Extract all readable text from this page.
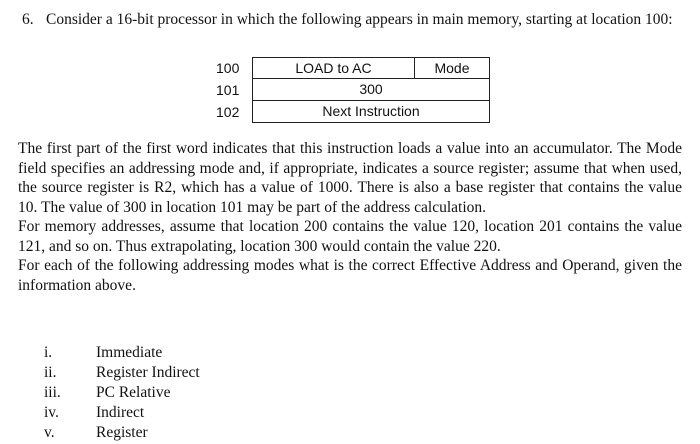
6. Consider a 16-bit processor in which the following appears in main memory, starting at location 100:
100	LOAD to AC	Mode
101	300
102	Next Instruction

The first part of the first word indicates that this instruction loads a value into an accumulator. The Mode field specifies an addressing mode and, if appropriate, indicates a source register; assume that when used, the source register is R2, which has a value of 1000. There is also a base register that contains the value 10. The value of 300 in location 101 may be part of the address calculation.

For memory addresses, assume that location 200 contains the value 120, location 201 contains the value 121, and so on. Thus extrapolating, location 300 would contain the value 220.

For each of the following addressing modes what is the correct Effective Address and Operand, given the information above.

i.	Immediate
ii.	Register Indirect
iii.	PC Relative
iv.	Indirect
v.	Register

### Set task
Scan the records above for the string "following", then select every line that holds it.

### Correct output
6. Consider a 16-bit processor in which the following appears in main memory, starting at location 100:
For each of the following addressing modes what is the correct Effective Address and Operand, given the information above.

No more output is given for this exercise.